• DIRECTION: Copy out all of the data below with no alterations.

Chart and figure data:
* BEGIN *
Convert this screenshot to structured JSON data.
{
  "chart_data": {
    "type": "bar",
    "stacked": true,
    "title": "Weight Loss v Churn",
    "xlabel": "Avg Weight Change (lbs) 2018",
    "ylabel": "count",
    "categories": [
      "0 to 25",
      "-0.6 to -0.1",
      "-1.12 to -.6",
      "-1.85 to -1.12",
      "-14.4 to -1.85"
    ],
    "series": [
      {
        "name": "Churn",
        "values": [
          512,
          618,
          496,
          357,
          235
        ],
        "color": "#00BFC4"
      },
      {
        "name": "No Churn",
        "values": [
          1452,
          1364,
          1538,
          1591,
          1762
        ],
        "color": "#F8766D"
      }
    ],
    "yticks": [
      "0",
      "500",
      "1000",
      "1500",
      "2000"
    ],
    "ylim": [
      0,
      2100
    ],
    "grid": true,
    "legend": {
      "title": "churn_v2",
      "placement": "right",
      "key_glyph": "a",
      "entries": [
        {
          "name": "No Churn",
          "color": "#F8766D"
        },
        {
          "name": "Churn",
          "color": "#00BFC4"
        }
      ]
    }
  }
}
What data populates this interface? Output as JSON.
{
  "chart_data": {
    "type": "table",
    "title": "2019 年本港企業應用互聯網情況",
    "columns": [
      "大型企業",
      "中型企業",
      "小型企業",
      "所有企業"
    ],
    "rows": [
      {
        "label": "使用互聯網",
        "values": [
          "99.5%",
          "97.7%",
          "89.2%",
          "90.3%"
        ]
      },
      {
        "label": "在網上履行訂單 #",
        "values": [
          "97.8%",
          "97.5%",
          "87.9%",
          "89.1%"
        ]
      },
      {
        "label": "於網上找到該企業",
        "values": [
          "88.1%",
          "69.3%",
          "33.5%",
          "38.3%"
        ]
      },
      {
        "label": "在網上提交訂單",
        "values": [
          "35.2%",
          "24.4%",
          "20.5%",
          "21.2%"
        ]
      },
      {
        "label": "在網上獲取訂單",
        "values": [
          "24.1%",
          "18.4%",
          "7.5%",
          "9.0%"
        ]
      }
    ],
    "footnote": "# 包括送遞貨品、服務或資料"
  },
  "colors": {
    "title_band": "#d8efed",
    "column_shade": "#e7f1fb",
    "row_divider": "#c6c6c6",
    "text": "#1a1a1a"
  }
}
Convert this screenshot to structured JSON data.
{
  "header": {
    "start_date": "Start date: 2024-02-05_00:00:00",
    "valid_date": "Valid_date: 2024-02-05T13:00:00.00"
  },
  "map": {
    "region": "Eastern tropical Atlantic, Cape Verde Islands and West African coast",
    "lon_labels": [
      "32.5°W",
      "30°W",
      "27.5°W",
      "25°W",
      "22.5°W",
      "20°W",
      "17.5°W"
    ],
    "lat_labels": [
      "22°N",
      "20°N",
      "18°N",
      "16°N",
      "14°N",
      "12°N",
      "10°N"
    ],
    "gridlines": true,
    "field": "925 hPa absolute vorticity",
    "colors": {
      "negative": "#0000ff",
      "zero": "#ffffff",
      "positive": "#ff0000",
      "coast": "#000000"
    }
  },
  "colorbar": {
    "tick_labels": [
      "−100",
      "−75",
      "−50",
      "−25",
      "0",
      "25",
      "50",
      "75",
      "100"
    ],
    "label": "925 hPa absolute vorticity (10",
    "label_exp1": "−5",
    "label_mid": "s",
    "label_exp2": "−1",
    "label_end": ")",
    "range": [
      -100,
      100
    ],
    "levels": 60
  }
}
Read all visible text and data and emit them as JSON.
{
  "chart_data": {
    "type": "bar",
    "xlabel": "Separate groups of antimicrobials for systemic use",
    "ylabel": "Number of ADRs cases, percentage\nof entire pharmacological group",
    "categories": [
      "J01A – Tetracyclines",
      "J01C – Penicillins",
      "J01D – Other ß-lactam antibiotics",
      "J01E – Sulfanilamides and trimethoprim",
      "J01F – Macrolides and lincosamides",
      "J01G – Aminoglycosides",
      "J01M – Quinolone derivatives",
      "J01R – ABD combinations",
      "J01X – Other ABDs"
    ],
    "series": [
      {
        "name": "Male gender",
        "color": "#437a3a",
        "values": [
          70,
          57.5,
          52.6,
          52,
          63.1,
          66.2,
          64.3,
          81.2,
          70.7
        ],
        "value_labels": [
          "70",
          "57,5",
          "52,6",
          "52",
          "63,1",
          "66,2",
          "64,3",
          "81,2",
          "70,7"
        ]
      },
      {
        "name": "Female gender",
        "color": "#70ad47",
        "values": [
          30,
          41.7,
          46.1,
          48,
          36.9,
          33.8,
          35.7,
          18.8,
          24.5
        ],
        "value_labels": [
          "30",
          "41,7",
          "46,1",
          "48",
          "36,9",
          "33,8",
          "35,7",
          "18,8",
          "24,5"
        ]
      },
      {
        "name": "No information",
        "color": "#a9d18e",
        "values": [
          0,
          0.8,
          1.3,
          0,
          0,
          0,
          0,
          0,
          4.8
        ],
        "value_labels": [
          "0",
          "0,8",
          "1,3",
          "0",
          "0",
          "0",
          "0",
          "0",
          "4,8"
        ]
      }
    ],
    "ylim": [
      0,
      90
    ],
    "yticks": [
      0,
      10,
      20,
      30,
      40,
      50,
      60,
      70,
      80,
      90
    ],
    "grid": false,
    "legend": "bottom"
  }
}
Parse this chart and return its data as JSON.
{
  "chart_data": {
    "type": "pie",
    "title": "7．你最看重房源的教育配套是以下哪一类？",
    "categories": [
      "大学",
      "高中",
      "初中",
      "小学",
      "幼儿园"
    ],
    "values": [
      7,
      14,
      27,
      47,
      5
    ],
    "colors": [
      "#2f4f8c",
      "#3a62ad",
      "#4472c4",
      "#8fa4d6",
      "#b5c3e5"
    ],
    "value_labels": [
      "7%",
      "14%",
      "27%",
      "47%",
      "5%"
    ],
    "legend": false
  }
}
* END *
• PROBLEM SOLUTION:
Convert this screenshot to structured JSON data.
{
  "chart_data": {
    "type": "bar",
    "stacked": true,
    "title": "Weight Loss v Churn",
    "xlabel": "Avg Weight Change (lbs) 2018",
    "ylabel": "count",
    "categories": [
      "0 to 25",
      "-0.6 to -0.1",
      "-1.12 to -.6",
      "-1.85 to -1.12",
      "-14.4 to -1.85"
    ],
    "series": [
      {
        "name": "Churn",
        "values": [
          512,
          618,
          496,
          357,
          235
        ],
        "color": "#00BFC4"
      },
      {
        "name": "No Churn",
        "values": [
          1452,
          1364,
          1538,
          1591,
          1762
        ],
        "color": "#F8766D"
      }
    ],
    "yticks": [
      "0",
      "500",
      "1000",
      "1500",
      "2000"
    ],
    "ylim": [
      0,
      2100
    ],
    "grid": true,
    "legend": {
      "title": "churn_v2",
      "placement": "right",
      "key_glyph": "a",
      "entries": [
        {
          "name": "No Churn",
          "color": "#F8766D"
        },
        {
          "name": "Churn",
          "color": "#00BFC4"
        }
      ]
    }
  }
}
What data populates this interface? Output as JSON.
{
  "chart_data": {
    "type": "table",
    "title": "2019 年本港企業應用互聯網情況",
    "columns": [
      "大型企業",
      "中型企業",
      "小型企業",
      "所有企業"
    ],
    "rows": [
      {
        "label": "使用互聯網",
        "values": [
          "99.5%",
          "97.7%",
          "89.2%",
          "90.3%"
        ]
      },
      {
        "label": "在網上履行訂單 #",
        "values": [
          "97.8%",
          "97.5%",
          "87.9%",
          "89.1%"
        ]
      },
      {
        "label": "於網上找到該企業",
        "values": [
          "88.1%",
          "69.3%",
          "33.5%",
          "38.3%"
        ]
      },
      {
        "label": "在網上提交訂單",
        "values": [
          "35.2%",
          "24.4%",
          "20.5%",
          "21.2%"
        ]
      },
      {
        "label": "在網上獲取訂單",
        "values": [
          "24.1%",
          "18.4%",
          "7.5%",
          "9.0%"
        ]
      }
    ],
    "footnote": "# 包括送遞貨品、服務或資料"
  },
  "colors": {
    "title_band": "#d8efed",
    "column_shade": "#e7f1fb",
    "row_divider": "#c6c6c6",
    "text": "#1a1a1a"
  }
}
Convert this screenshot to structured JSON data.
{
  "header": {
    "start_date": "Start date: 2024-02-05_00:00:00",
    "valid_date": "Valid_date: 2024-02-05T13:00:00.00"
  },
  "map": {
    "region": "Eastern tropical Atlantic, Cape Verde Islands and West African coast",
    "lon_labels": [
      "32.5°W",
      "30°W",
      "27.5°W",
      "25°W",
      "22.5°W",
      "20°W",
      "17.5°W"
    ],
    "lat_labels": [
      "22°N",
      "20°N",
      "18°N",
      "16°N",
      "14°N",
      "12°N",
      "10°N"
    ],
    "gridlines": true,
    "field": "925 hPa absolute vorticity",
    "colors": {
      "negative": "#0000ff",
      "zero": "#ffffff",
      "positive": "#ff0000",
      "coast": "#000000"
    }
  },
  "colorbar": {
    "tick_labels": [
      "−100",
      "−75",
      "−50",
      "−25",
      "0",
      "25",
      "50",
      "75",
      "100"
    ],
    "label": "925 hPa absolute vorticity (10",
    "label_exp1": "−5",
    "label_mid": "s",
    "label_exp2": "−1",
    "label_end": ")",
    "range": [
      -100,
      100
    ],
    "levels": 60
  }
}
Read all visible text and data and emit them as JSON.
{
  "chart_data": {
    "type": "bar",
    "xlabel": "Separate groups of antimicrobials for systemic use",
    "ylabel": "Number of ADRs cases, percentage\nof entire pharmacological group",
    "categories": [
      "J01A – Tetracyclines",
      "J01C – Penicillins",
      "J01D – Other ß-lactam antibiotics",
      "J01E – Sulfanilamides and trimethoprim",
      "J01F – Macrolides and lincosamides",
      "J01G – Aminoglycosides",
      "J01M – Quinolone derivatives",
      "J01R – ABD combinations",
      "J01X – Other ABDs"
    ],
    "series": [
      {
        "name": "Male gender",
        "color": "#437a3a",
        "values": [
          70,
          57.5,
          52.6,
          52,
          63.1,
          66.2,
          64.3,
          81.2,
          70.7
        ],
        "value_labels": [
          "70",
          "57,5",
          "52,6",
          "52",
          "63,1",
          "66,2",
          "64,3",
          "81,2",
          "70,7"
        ]
      },
      {
        "name": "Female gender",
        "color": "#70ad47",
        "values": [
          30,
          41.7,
          46.1,
          48,
          36.9,
          33.8,
          35.7,
          18.8,
          24.5
        ],
        "value_labels": [
          "30",
          "41,7",
          "46,1",
          "48",
          "36,9",
          "33,8",
          "35,7",
          "18,8",
          "24,5"
        ]
      },
      {
        "name": "No information",
        "color": "#a9d18e",
        "values": [
          0,
          0.8,
          1.3,
          0,
          0,
          0,
          0,
          0,
          4.8
        ],
        "value_labels": [
          "0",
          "0,8",
          "1,3",
          "0",
          "0",
          "0",
          "0",
          "0",
          "4,8"
        ]
      }
    ],
    "ylim": [
      0,
      90
    ],
    "yticks": [
      0,
      10,
      20,
      30,
      40,
      50,
      60,
      70,
      80,
      90
    ],
    "grid": false,
    "legend": "bottom"
  }
}
Parse this chart and return its data as JSON.
{
  "chart_data": {
    "type": "pie",
    "title": "7．你最看重房源的教育配套是以下哪一类？",
    "categories": [
      "大学",
      "高中",
      "初中",
      "小学",
      "幼儿园"
    ],
    "values": [
      7,
      14,
      27,
      47,
      5
    ],
    "colors": [
      "#2f4f8c",
      "#3a62ad",
      "#4472c4",
      "#8fa4d6",
      "#b5c3e5"
    ],
    "value_labels": [
      "7%",
      "14%",
      "27%",
      "47%",
      "5%"
    ],
    "legend": false
  }
}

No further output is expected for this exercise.